━━━ RECORDS FOR THE TASK

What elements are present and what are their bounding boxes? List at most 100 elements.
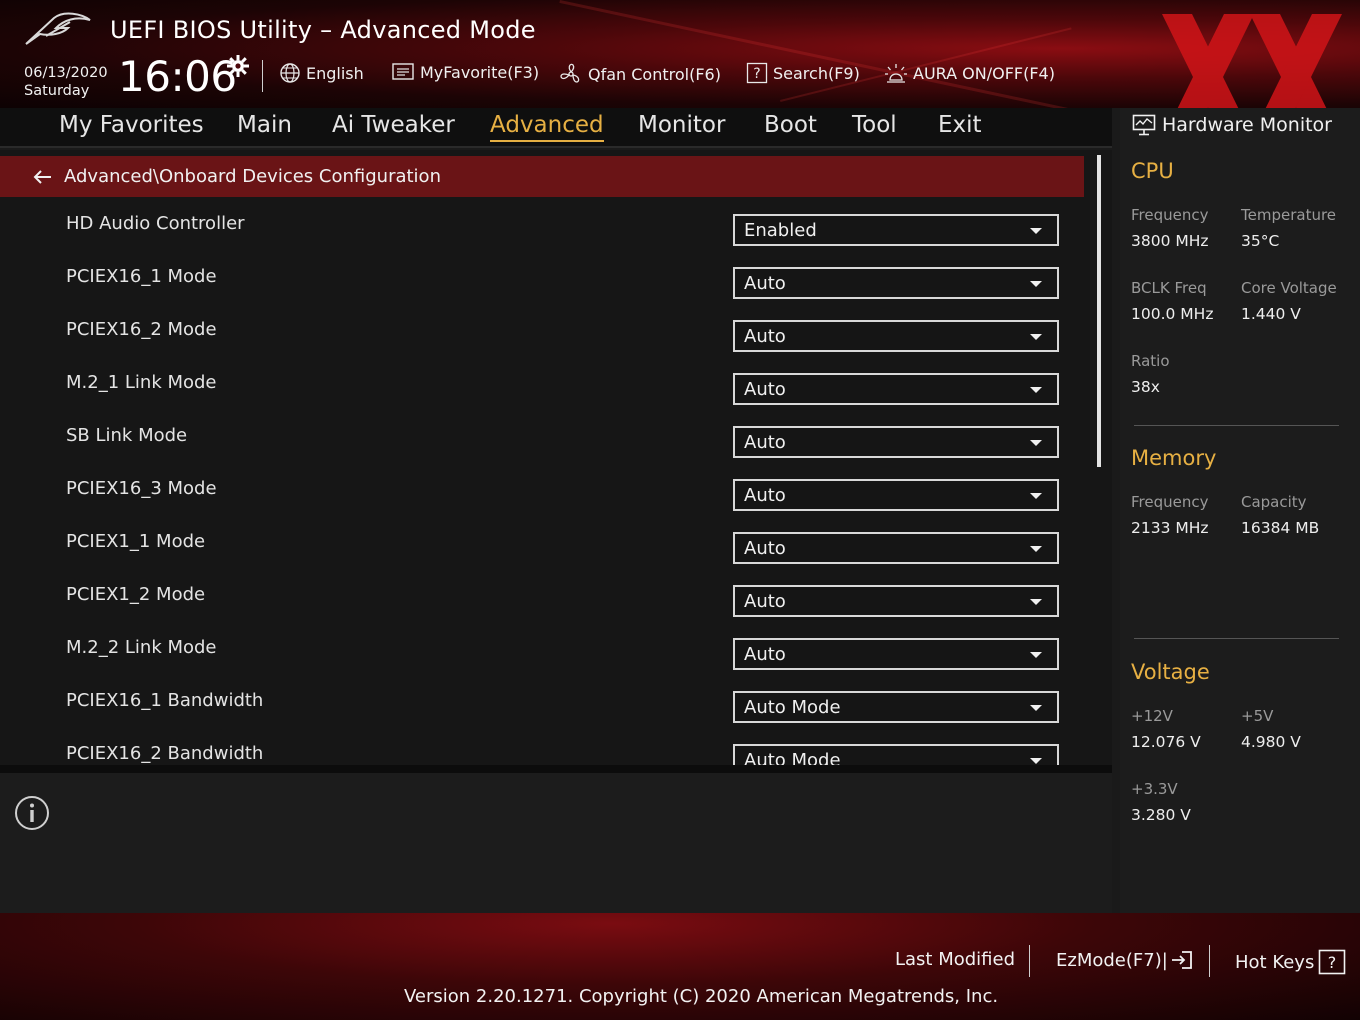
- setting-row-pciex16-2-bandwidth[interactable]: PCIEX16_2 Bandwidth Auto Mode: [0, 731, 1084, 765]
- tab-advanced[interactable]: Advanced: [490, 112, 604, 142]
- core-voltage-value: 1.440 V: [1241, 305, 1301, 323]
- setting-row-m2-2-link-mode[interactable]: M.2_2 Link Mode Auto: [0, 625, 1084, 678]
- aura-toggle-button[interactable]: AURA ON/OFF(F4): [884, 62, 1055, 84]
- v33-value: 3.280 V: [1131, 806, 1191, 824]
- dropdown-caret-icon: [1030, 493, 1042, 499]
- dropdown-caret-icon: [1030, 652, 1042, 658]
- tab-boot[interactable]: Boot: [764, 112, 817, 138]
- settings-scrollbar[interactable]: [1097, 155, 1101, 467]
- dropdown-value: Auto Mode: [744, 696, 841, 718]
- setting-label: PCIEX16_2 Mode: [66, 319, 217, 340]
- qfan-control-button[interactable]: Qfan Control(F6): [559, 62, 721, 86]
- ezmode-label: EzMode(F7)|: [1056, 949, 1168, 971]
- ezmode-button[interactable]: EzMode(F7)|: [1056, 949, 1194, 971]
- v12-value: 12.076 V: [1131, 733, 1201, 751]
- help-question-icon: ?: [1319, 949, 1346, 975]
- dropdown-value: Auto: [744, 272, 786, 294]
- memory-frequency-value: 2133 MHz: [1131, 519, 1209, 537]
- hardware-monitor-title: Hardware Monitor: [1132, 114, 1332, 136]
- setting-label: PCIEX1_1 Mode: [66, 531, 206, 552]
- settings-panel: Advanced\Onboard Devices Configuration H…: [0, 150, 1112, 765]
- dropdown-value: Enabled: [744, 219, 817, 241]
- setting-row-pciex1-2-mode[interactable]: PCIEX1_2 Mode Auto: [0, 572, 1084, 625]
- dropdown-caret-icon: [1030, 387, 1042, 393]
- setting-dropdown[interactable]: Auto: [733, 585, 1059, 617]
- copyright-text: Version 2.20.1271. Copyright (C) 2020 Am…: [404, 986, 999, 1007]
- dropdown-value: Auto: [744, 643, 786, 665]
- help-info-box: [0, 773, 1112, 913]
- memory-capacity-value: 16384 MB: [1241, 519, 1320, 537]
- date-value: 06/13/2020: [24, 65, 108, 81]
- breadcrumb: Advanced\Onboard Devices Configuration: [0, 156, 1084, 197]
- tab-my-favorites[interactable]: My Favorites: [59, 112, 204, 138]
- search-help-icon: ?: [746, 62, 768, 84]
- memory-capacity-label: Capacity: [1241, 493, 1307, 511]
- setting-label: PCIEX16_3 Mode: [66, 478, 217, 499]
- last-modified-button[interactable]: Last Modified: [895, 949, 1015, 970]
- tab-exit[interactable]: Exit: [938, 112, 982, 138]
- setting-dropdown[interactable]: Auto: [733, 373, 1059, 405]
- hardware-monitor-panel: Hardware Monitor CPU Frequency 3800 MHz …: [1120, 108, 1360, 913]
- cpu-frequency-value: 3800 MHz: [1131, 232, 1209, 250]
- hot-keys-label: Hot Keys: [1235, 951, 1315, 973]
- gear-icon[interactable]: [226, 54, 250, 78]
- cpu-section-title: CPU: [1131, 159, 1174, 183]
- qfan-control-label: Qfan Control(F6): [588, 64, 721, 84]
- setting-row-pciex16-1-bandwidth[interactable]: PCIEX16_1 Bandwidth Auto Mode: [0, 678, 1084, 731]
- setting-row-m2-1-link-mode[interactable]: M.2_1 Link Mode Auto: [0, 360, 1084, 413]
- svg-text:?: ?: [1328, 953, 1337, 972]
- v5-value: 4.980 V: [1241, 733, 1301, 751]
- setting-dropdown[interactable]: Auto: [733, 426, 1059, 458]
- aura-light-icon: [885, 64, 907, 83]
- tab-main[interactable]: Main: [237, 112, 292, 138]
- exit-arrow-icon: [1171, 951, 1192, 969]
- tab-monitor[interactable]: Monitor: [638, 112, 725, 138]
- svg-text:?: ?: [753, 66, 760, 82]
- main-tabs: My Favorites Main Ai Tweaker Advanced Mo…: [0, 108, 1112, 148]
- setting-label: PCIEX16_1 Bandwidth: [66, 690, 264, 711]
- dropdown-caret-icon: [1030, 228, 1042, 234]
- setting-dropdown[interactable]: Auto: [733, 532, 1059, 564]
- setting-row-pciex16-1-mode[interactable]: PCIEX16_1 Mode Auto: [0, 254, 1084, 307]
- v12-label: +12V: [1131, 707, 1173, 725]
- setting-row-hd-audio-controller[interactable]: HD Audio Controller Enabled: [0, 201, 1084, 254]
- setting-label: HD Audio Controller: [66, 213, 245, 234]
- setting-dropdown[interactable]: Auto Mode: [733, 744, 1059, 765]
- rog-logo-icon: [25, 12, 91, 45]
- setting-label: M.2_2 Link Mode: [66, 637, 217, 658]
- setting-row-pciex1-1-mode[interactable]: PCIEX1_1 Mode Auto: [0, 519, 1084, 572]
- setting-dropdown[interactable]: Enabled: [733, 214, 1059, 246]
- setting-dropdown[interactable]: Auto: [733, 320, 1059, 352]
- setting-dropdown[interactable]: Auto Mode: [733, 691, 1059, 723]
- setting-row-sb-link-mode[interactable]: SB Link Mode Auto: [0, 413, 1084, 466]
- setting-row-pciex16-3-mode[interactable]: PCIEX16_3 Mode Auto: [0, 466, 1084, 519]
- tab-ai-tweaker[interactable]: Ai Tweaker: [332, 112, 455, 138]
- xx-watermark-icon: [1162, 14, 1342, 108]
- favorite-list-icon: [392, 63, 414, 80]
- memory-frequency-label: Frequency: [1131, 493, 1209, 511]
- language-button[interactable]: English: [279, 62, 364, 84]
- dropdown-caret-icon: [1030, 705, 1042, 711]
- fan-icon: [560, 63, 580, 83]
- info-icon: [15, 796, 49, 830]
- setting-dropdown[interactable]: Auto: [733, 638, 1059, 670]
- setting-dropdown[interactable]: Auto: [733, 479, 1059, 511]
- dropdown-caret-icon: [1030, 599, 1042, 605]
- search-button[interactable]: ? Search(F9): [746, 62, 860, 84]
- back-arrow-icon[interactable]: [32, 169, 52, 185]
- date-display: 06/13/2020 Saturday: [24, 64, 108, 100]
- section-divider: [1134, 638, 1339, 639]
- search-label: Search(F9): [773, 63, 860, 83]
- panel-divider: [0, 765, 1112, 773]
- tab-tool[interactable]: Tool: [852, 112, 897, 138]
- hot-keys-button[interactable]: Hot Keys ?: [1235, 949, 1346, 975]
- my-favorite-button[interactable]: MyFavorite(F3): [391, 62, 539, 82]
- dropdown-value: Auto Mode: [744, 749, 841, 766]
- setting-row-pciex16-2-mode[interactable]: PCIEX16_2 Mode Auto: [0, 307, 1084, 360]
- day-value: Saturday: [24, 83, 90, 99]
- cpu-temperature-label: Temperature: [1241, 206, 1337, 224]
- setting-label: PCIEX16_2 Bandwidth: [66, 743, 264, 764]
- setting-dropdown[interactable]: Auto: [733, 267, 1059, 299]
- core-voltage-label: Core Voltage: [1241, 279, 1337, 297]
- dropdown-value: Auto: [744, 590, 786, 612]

━━━━━━
━━━ RECORDS FOR THE TASK

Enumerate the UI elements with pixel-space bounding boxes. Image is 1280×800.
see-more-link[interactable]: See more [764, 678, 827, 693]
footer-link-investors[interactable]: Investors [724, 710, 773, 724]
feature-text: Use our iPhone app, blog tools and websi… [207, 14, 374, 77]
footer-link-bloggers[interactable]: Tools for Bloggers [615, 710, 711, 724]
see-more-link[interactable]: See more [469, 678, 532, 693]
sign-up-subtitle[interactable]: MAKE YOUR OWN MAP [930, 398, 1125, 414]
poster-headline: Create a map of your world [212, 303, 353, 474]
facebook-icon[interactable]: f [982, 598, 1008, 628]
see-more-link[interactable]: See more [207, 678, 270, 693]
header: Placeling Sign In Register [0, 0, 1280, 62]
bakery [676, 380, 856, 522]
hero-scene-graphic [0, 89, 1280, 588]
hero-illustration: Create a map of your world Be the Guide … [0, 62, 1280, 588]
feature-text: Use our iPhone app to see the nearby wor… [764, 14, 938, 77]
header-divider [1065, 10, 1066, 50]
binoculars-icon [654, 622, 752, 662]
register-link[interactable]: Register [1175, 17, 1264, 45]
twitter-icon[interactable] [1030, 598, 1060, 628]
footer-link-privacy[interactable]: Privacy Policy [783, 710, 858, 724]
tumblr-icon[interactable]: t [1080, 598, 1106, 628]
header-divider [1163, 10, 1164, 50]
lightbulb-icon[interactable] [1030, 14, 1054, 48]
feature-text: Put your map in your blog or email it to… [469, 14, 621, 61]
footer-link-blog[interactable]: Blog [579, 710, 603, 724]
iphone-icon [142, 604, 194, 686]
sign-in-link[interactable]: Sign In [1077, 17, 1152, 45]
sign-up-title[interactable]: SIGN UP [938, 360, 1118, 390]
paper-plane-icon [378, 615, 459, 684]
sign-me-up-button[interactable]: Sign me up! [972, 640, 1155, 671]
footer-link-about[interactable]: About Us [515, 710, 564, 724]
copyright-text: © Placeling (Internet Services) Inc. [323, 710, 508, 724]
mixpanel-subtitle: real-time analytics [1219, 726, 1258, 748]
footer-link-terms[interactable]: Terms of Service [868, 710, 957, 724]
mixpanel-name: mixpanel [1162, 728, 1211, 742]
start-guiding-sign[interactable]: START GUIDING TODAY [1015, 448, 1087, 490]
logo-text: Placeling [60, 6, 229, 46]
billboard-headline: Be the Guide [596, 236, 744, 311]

━━━━━━
━━━ RECORDS FOR THE TASK

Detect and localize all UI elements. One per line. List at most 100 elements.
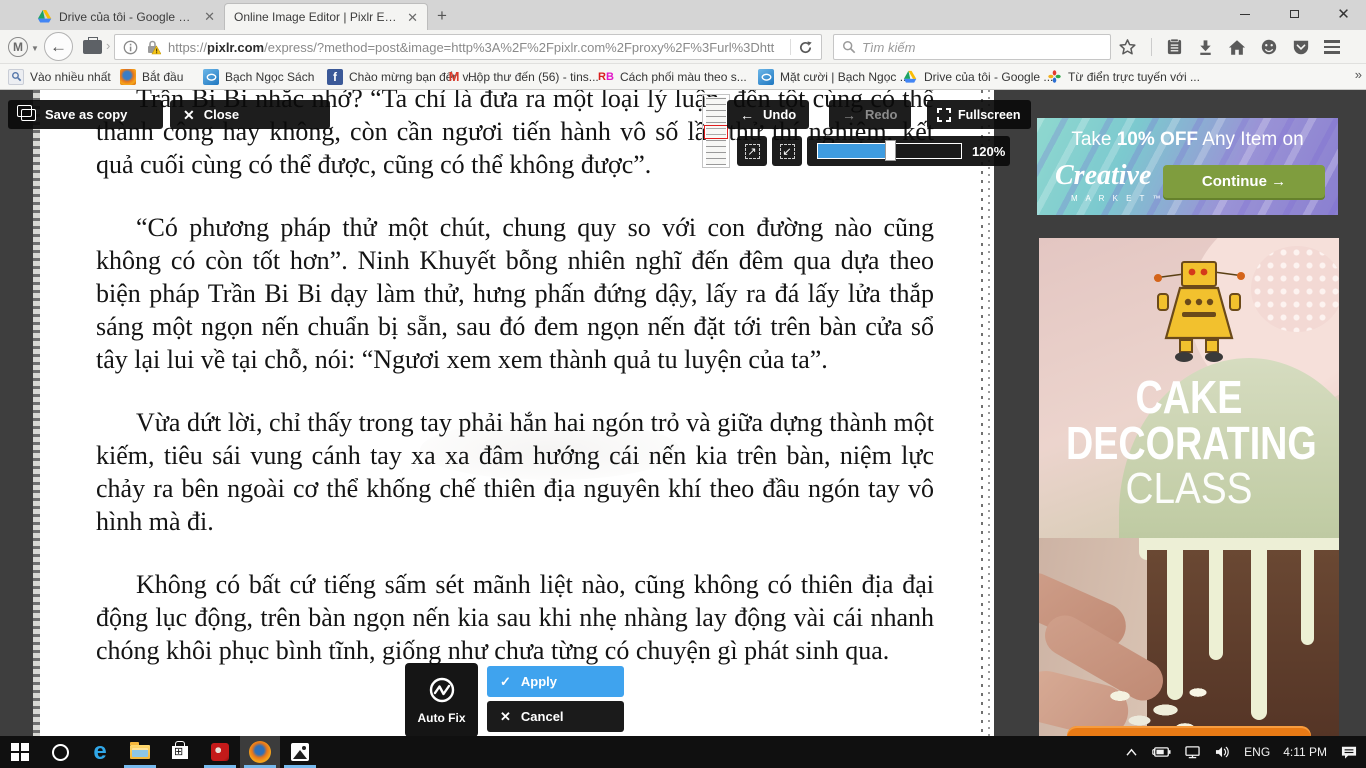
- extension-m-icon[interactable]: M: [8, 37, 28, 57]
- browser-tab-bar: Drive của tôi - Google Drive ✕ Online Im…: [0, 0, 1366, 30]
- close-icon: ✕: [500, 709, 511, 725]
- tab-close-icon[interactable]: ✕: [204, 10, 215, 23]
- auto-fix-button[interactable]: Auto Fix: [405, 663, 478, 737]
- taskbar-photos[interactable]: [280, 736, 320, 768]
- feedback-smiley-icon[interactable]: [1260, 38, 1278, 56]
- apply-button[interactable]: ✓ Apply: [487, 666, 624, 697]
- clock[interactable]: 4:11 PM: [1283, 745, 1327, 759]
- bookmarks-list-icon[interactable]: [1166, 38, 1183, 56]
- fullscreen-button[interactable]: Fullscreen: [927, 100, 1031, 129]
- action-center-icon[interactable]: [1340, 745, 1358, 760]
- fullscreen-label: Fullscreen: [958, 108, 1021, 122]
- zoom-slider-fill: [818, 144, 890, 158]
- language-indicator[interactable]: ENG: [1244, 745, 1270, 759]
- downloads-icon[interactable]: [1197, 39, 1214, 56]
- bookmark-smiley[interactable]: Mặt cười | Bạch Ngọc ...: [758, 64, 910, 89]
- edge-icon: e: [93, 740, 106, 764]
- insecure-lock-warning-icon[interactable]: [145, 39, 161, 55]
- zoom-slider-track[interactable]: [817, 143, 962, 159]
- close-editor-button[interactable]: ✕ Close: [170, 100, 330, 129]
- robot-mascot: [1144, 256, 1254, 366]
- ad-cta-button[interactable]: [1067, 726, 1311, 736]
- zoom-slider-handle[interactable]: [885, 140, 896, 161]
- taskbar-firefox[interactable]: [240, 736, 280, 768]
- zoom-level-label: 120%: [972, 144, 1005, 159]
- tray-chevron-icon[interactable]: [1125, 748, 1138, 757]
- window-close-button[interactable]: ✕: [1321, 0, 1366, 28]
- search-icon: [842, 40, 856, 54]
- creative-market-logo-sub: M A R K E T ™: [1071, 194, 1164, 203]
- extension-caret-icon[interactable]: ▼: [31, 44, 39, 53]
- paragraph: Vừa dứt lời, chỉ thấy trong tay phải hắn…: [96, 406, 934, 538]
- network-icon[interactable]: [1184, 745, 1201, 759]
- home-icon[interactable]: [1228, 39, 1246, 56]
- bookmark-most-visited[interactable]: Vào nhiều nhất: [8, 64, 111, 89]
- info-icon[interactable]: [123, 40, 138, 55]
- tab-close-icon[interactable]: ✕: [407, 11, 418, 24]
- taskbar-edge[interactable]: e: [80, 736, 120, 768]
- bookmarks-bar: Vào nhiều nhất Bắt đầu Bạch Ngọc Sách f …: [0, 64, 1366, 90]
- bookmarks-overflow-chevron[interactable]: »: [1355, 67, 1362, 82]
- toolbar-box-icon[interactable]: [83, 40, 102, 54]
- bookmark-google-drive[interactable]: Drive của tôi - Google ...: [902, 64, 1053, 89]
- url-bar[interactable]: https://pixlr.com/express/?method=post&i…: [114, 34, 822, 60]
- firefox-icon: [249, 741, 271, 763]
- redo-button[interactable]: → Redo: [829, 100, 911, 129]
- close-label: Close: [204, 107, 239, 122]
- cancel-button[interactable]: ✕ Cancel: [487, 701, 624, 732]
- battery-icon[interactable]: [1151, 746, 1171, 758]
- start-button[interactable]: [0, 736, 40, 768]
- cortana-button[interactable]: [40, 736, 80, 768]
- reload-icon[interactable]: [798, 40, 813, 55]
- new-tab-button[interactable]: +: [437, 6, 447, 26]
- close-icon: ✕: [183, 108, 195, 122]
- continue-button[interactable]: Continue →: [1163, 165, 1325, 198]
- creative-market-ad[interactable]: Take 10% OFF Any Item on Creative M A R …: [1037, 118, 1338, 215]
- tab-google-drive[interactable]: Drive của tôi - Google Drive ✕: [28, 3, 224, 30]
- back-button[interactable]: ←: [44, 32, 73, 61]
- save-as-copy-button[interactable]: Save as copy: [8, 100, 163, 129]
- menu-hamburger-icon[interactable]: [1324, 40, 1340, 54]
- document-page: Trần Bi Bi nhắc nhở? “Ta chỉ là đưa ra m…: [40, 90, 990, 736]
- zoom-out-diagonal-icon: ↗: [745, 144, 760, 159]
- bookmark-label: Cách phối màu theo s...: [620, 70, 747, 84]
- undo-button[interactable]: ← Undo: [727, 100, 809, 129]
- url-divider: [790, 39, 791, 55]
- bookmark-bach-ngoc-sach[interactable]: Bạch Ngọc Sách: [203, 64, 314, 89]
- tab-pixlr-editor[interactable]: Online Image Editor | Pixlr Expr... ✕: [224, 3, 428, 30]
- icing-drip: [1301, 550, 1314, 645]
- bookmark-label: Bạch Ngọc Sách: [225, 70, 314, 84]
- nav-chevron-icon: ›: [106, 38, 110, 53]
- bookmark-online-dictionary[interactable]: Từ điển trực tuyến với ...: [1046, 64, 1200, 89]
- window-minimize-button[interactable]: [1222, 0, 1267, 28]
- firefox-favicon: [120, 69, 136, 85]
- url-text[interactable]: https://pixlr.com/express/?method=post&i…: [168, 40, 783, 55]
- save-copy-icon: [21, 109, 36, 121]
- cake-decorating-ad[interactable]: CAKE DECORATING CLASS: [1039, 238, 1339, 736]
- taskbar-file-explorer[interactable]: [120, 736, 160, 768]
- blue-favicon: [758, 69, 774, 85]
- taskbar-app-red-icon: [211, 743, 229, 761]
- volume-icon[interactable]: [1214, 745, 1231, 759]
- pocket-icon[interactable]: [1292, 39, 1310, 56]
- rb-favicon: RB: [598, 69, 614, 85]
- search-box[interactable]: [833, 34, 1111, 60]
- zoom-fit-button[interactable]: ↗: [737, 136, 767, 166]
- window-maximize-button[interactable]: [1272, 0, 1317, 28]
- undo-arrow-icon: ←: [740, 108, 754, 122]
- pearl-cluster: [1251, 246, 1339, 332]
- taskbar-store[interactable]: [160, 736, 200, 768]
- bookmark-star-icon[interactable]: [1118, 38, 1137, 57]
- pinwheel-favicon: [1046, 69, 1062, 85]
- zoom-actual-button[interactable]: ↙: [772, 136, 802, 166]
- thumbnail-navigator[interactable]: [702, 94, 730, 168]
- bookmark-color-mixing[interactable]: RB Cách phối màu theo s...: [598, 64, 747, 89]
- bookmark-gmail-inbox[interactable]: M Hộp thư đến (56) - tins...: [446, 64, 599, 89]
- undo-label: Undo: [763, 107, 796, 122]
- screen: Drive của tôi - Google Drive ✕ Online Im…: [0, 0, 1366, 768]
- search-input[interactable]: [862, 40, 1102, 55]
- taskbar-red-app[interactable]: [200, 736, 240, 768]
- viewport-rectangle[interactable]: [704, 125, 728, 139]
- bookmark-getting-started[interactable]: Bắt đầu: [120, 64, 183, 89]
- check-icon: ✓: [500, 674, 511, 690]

━━━━━━

# [WORK INSTRUCTIONS]
Put everything in the entries above from the line containing "Enumerate the UI" down to the line containing "hero-illustration: Create a", both ends included, into a Markdown table with the columns Row and Line. Skip blank lines and give each remaining line a row number.

# [CORRECT OUTPUT]
| Row | Line |
|---|---|
| 1 | Enumerate the UI elements with pixel-space bounding boxes. Image is 1280×800. |
| 2 | see-more-link[interactable]: See more [764, 678, 827, 693] |
| 3 | footer-link-investors[interactable]: Investors [724, 710, 773, 724] |
| 4 | feature-text: Use our iPhone app, blog tools and websi… [207, 14, 374, 77] |
| 5 | footer-link-bloggers[interactable]: Tools for Bloggers [615, 710, 711, 724] |
| 6 | see-more-link[interactable]: See more [469, 678, 532, 693] |
| 7 | sign-up-subtitle[interactable]: MAKE YOUR OWN MAP [930, 398, 1125, 414] |
| 8 | poster-headline: Create a map of your world [212, 303, 353, 474] |
| 9 | facebook-icon[interactable]: f [982, 598, 1008, 628] |
| 10 | see-more-link[interactable]: See more [207, 678, 270, 693] |
| 11 | header: Placeling Sign In Register [0, 0, 1280, 62] |
| 12 | bakery [676, 380, 856, 522] |
| 13 | hero-scene-graphic [0, 89, 1280, 588] |
| 14 | hero-illustration: Create a map of your world Be the Guide … [0, 62, 1280, 588] |